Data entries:
◇ ◇ ◇

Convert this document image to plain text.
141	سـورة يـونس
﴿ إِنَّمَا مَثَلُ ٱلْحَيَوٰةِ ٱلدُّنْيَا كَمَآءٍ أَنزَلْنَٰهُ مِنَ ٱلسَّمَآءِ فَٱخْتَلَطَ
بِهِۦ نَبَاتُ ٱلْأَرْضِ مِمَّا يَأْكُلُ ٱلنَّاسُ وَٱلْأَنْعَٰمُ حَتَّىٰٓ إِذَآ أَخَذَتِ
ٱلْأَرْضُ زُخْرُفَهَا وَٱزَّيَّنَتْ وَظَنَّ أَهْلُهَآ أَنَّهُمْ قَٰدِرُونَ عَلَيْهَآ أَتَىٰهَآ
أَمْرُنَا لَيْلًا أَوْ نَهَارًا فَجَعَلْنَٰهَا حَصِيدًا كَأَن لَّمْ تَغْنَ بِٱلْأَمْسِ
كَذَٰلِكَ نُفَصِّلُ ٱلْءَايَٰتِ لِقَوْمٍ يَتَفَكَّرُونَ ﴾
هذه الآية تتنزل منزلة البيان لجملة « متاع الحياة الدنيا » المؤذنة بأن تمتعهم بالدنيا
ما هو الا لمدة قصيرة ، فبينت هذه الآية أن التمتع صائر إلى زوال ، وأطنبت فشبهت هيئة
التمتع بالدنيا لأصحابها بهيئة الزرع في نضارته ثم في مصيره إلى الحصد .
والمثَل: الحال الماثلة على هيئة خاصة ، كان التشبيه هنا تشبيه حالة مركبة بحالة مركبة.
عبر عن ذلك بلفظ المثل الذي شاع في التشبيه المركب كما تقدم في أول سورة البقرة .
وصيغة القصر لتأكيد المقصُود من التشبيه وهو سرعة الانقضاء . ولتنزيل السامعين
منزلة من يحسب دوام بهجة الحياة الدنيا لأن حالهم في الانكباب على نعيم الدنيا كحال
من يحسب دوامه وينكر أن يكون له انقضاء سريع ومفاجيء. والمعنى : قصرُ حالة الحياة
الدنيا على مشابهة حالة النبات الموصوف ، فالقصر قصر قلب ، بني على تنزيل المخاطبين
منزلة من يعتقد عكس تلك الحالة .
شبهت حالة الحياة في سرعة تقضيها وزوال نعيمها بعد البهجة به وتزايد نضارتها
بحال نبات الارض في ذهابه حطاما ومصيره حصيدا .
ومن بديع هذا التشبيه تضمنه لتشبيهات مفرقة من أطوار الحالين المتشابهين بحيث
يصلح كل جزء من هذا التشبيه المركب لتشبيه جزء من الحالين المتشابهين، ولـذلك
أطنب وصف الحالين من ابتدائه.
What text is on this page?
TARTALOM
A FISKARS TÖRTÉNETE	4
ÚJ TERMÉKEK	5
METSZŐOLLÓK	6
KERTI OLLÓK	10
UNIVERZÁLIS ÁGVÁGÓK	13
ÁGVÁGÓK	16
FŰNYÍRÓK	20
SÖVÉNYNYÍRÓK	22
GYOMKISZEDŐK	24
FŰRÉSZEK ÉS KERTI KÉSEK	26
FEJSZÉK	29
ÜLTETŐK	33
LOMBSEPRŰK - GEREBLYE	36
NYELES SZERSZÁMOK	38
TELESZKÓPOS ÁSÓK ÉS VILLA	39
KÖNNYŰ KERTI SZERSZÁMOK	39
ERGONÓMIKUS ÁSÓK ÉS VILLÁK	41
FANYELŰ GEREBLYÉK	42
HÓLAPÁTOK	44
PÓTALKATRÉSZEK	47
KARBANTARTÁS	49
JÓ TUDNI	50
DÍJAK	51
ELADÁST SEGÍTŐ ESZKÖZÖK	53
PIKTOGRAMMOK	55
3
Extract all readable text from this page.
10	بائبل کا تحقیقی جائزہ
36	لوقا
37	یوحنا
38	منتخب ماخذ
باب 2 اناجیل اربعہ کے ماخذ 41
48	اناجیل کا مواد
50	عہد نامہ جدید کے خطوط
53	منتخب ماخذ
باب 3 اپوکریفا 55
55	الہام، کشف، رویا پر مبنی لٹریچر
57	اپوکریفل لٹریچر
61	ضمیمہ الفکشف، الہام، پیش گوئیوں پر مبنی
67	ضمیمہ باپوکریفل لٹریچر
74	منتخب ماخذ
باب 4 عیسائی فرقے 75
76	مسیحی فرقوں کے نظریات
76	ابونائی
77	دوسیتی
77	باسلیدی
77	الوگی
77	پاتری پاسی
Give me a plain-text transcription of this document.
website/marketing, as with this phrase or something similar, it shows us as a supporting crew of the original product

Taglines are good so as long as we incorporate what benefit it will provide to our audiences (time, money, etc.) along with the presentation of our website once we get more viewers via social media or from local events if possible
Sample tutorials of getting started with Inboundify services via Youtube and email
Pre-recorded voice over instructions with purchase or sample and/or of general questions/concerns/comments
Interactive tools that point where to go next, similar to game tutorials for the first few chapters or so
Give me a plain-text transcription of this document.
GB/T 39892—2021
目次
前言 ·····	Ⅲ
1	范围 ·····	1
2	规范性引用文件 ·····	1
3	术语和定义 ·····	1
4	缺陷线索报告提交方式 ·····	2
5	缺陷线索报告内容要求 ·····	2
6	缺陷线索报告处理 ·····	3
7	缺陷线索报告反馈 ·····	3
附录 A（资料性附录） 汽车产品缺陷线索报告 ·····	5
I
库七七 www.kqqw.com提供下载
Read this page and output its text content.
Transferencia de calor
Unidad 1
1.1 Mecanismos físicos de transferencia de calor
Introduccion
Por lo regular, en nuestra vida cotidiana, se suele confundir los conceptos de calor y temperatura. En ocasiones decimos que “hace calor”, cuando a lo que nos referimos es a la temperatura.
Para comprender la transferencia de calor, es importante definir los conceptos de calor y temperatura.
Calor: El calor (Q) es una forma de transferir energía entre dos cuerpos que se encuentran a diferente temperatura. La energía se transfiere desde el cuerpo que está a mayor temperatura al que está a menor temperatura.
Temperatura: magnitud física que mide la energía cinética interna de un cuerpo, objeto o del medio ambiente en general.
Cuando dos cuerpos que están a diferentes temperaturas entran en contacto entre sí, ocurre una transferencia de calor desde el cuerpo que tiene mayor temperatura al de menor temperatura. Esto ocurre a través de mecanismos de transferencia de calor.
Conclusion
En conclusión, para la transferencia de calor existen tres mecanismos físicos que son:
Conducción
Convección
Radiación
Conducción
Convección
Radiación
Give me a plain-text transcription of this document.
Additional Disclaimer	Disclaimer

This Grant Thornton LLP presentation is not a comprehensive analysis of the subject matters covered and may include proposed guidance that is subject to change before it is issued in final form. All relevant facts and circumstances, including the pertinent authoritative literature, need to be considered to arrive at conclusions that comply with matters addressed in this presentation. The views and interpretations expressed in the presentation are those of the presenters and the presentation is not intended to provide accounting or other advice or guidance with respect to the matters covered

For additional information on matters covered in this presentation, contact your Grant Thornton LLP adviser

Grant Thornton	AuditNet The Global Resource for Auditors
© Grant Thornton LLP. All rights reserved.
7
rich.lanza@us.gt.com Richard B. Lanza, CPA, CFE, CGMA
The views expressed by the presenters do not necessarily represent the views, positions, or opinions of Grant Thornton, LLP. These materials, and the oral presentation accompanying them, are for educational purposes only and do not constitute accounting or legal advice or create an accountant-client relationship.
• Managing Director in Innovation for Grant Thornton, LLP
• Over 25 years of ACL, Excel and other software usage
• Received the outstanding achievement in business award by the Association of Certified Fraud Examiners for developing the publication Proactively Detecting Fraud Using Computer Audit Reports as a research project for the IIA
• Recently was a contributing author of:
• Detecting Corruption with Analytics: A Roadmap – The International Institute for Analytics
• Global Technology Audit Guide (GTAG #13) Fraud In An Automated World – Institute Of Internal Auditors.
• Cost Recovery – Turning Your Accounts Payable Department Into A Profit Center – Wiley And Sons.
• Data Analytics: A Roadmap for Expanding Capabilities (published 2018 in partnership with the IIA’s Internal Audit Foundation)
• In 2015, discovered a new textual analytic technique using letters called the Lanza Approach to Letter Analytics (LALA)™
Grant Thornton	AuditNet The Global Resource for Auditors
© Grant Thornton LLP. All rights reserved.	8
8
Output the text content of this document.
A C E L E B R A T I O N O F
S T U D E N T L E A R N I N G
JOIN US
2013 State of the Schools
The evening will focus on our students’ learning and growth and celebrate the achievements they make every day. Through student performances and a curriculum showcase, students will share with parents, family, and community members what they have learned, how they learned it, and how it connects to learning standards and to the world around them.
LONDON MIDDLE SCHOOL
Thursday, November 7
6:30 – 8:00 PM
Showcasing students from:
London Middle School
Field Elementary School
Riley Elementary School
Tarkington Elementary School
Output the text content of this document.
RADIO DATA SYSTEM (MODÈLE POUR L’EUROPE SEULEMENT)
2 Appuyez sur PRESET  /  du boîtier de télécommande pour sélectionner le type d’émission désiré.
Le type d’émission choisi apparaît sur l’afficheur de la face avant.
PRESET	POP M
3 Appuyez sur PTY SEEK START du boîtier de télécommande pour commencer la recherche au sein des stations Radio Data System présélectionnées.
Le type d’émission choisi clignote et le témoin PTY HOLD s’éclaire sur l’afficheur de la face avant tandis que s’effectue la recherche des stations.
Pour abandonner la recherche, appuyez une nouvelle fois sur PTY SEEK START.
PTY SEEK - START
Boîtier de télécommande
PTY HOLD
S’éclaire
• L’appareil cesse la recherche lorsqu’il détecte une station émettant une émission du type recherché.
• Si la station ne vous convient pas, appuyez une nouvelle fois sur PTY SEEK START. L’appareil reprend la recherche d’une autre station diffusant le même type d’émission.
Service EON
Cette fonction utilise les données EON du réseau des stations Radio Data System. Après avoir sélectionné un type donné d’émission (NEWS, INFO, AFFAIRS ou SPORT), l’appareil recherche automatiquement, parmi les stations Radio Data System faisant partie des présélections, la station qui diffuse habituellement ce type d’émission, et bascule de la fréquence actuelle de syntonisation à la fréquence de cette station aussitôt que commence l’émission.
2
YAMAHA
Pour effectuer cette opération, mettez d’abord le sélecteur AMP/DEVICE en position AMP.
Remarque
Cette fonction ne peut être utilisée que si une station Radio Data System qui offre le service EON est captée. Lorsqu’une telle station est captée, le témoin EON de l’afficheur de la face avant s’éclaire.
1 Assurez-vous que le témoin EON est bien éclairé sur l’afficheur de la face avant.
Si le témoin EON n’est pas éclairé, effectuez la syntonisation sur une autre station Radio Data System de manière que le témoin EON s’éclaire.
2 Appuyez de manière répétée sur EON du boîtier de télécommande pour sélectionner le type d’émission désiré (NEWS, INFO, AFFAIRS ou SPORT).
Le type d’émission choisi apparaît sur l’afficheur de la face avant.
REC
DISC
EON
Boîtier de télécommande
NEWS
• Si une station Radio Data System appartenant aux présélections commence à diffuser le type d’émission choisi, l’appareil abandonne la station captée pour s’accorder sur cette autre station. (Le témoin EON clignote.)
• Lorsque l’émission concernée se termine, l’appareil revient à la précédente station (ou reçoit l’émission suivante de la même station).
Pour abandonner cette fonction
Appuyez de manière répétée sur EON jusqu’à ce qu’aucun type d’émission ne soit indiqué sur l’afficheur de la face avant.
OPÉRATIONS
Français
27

◇ ◇ ◇

▶ _WHAT TO WORK ON_
Every line holding "captée" should be copied out.

▶ _WRITTEN RESPONSE_
Cette fonction ne peut être utilisée que si une station Radio Data System qui offre le service EON est captée. Lorsqu’une telle station est captée, le témoin EON de l’afficheur de la face avant s’éclaire.
• Si une station Radio Data System appartenant aux présélections commence à diffuser le type d’émission choisi, l’appareil abandonne la station captée pour s’accorder sur cette autre station. (Le témoin EON clignote.)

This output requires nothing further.